THE RECORDS —
— start —
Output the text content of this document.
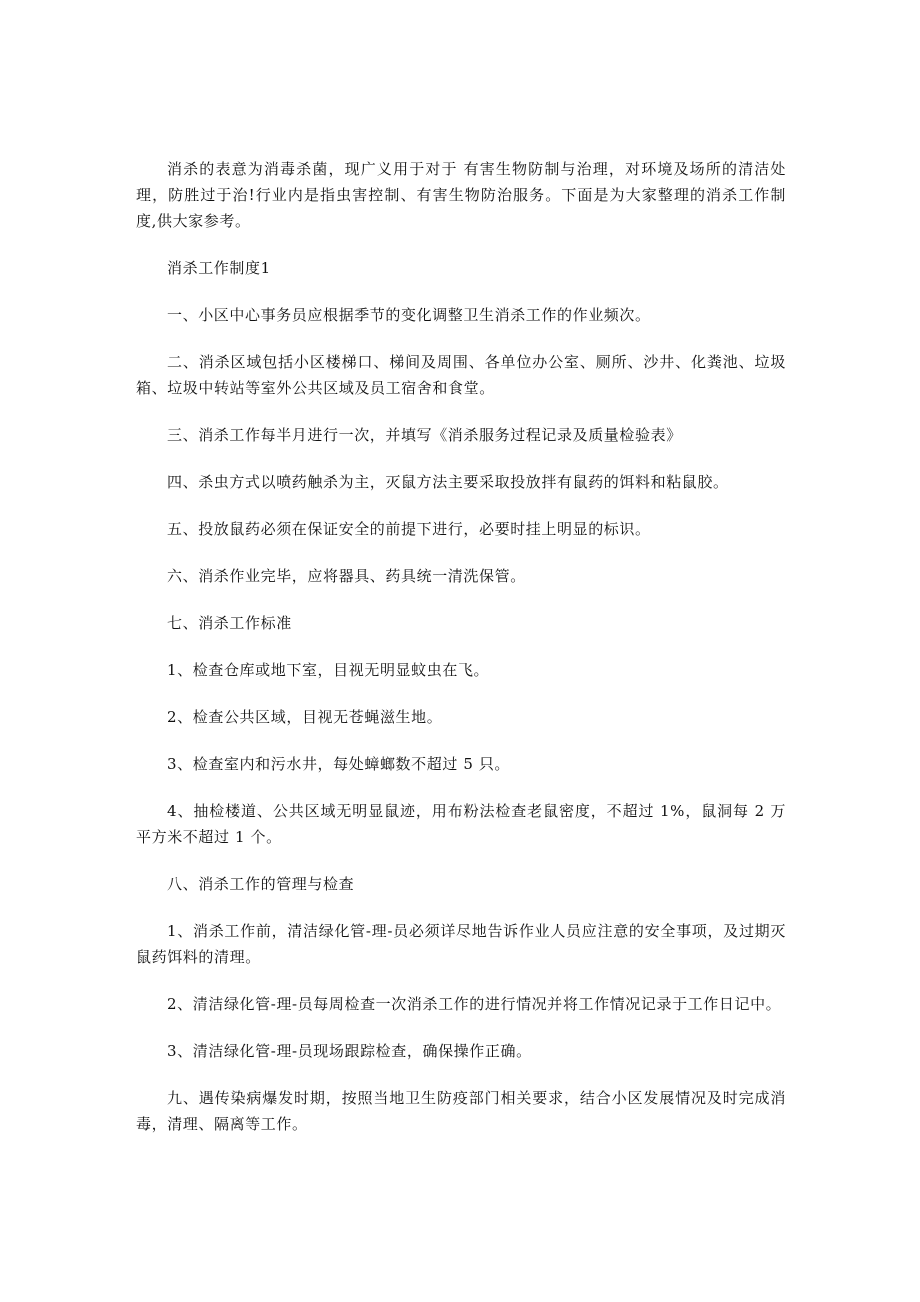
消杀的表意为消毒杀菌，现广义用于对于 有害生物防制与治理，对环境及场所的清洁处理，防胜过于治!行业内是指虫害控制、有害生物防治服务。下面是为大家整理的消杀工作制度,供大家参考。

消杀工作制度1

一、小区中心事务员应根据季节的变化调整卫生消杀工作的作业频次。

二、消杀区域包括小区楼梯口、梯间及周围、各单位办公室、厕所、沙井、化粪池、垃圾箱、垃圾中转站等室外公共区域及员工宿舍和食堂。

三、消杀工作每半月进行一次，并填写《消杀服务过程记录及质量检验表》

四、杀虫方式以喷药触杀为主，灭鼠方法主要采取投放拌有鼠药的饵料和粘鼠胶。

五、投放鼠药必须在保证安全的前提下进行，必要时挂上明显的标识。

六、消杀作业完毕，应将器具、药具统一清洗保管。

七、消杀工作标准

1、检查仓库或地下室，目视无明显蚊虫在飞。

2、检查公共区域，目视无苍蝇滋生地。

3、检查室内和污水井，每处蟑螂数不超过 5 只。

4、抽检楼道、公共区域无明显鼠迹，用布粉法检查老鼠密度，不超过 1%，鼠洞每 2 万平方米不超过 1 个。

八、消杀工作的管理与检查

1、消杀工作前，清洁绿化管-理-员必须详尽地告诉作业人员应注意的安全事项，及过期灭鼠药饵料的清理。

2、清洁绿化管-理-员每周检查一次消杀工作的进行情况并将工作情况记录于工作日记中。

3、清洁绿化管-理-员现场跟踪检查，确保操作正确。

九、遇传染病爆发时期，按照当地卫生防疫部门相关要求，结合小区发展情况及时完成消毒，清理、隔离等工作。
— end —
AIM OF THE TASK —
Repeat all the records above exactly, leaving out any pictures.

FULL SOLUTION —
Output the text content of this document.
消杀的表意为消毒杀菌，现广义用于对于 有害生物防制与治理，对环境及场所的清洁处理，防胜过于治!行业内是指虫害控制、有害生物防治服务。下面是为大家整理的消杀工作制度,供大家参考。

消杀工作制度1

一、小区中心事务员应根据季节的变化调整卫生消杀工作的作业频次。

二、消杀区域包括小区楼梯口、梯间及周围、各单位办公室、厕所、沙井、化粪池、垃圾箱、垃圾中转站等室外公共区域及员工宿舍和食堂。

三、消杀工作每半月进行一次，并填写《消杀服务过程记录及质量检验表》

四、杀虫方式以喷药触杀为主，灭鼠方法主要采取投放拌有鼠药的饵料和粘鼠胶。

五、投放鼠药必须在保证安全的前提下进行，必要时挂上明显的标识。

六、消杀作业完毕，应将器具、药具统一清洗保管。

七、消杀工作标准

1、检查仓库或地下室，目视无明显蚊虫在飞。

2、检查公共区域，目视无苍蝇滋生地。

3、检查室内和污水井，每处蟑螂数不超过 5 只。

4、抽检楼道、公共区域无明显鼠迹，用布粉法检查老鼠密度，不超过 1%，鼠洞每 2 万平方米不超过 1 个。

八、消杀工作的管理与检查

1、消杀工作前，清洁绿化管-理-员必须详尽地告诉作业人员应注意的安全事项，及过期灭鼠药饵料的清理。

2、清洁绿化管-理-员每周检查一次消杀工作的进行情况并将工作情况记录于工作日记中。

3、清洁绿化管-理-员现场跟踪检查，确保操作正确。

九、遇传染病爆发时期，按照当地卫生防疫部门相关要求，结合小区发展情况及时完成消毒，清理、隔离等工作。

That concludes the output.